## Task inputs
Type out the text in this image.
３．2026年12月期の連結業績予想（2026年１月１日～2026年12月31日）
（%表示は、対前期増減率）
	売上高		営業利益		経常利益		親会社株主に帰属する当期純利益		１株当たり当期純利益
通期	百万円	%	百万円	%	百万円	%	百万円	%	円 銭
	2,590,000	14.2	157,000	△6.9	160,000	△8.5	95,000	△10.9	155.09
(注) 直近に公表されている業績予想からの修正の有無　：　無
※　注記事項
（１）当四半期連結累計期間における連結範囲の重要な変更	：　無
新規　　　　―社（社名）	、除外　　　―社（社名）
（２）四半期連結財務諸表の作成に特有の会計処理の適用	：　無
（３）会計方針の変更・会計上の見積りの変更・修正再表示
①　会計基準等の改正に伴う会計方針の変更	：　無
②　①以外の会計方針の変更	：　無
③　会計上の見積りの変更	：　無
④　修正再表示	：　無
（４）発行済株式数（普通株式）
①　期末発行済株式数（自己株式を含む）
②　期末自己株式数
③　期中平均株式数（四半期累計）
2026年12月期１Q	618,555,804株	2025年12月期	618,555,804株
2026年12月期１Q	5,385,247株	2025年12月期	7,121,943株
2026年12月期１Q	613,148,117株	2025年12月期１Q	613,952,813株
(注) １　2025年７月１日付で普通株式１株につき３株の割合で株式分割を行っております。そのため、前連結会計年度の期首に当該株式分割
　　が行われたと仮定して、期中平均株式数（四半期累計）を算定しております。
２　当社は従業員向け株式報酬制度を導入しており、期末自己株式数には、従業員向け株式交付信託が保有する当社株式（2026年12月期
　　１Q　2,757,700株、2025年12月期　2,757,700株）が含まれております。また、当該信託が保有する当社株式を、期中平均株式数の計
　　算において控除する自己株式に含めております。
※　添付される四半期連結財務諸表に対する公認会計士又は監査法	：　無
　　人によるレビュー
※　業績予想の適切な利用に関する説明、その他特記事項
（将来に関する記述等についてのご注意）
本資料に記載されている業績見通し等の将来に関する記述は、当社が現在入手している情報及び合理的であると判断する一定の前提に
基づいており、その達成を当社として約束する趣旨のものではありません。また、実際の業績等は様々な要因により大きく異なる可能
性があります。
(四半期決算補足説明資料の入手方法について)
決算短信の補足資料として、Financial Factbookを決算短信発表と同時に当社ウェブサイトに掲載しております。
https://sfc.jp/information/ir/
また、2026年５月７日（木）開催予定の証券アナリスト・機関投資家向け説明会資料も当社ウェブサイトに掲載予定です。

## Work to complete
Set down all of the entries exactly, please.

## Correct response
Type out the text in this image.
３．2026年12月期の連結業績予想（2026年１月１日～2026年12月31日）
（%表示は、対前期増減率）
	売上高		営業利益		経常利益		親会社株主に帰属する当期純利益		１株当たり当期純利益
通期	百万円	%	百万円	%	百万円	%	百万円	%	円 銭
	2,590,000	14.2	157,000	△6.9	160,000	△8.5	95,000	△10.9	155.09
(注) 直近に公表されている業績予想からの修正の有無　：　無
※　注記事項
（１）当四半期連結累計期間における連結範囲の重要な変更	：　無
新規　　　　―社（社名）	、除外　　　―社（社名）
（２）四半期連結財務諸表の作成に特有の会計処理の適用	：　無
（３）会計方針の変更・会計上の見積りの変更・修正再表示
①　会計基準等の改正に伴う会計方針の変更	：　無
②　①以外の会計方針の変更	：　無
③　会計上の見積りの変更	：　無
④　修正再表示	：　無
（４）発行済株式数（普通株式）
①　期末発行済株式数（自己株式を含む）
②　期末自己株式数
③　期中平均株式数（四半期累計）
2026年12月期１Q	618,555,804株	2025年12月期	618,555,804株
2026年12月期１Q	5,385,247株	2025年12月期	7,121,943株
2026年12月期１Q	613,148,117株	2025年12月期１Q	613,952,813株
(注) １　2025年７月１日付で普通株式１株につき３株の割合で株式分割を行っております。そのため、前連結会計年度の期首に当該株式分割
　　が行われたと仮定して、期中平均株式数（四半期累計）を算定しております。
２　当社は従業員向け株式報酬制度を導入しており、期末自己株式数には、従業員向け株式交付信託が保有する当社株式（2026年12月期
　　１Q　2,757,700株、2025年12月期　2,757,700株）が含まれております。また、当該信託が保有する当社株式を、期中平均株式数の計
　　算において控除する自己株式に含めております。
※　添付される四半期連結財務諸表に対する公認会計士又は監査法	：　無
　　人によるレビュー
※　業績予想の適切な利用に関する説明、その他特記事項
（将来に関する記述等についてのご注意）
本資料に記載されている業績見通し等の将来に関する記述は、当社が現在入手している情報及び合理的であると判断する一定の前提に
基づいており、その達成を当社として約束する趣旨のものではありません。また、実際の業績等は様々な要因により大きく異なる可能
性があります。
(四半期決算補足説明資料の入手方法について)
決算短信の補足資料として、Financial Factbookを決算短信発表と同時に当社ウェブサイトに掲載しております。
https://sfc.jp/information/ir/
また、2026年５月７日（木）開催予定の証券アナリスト・機関投資家向け説明会資料も当社ウェブサイトに掲載予定です。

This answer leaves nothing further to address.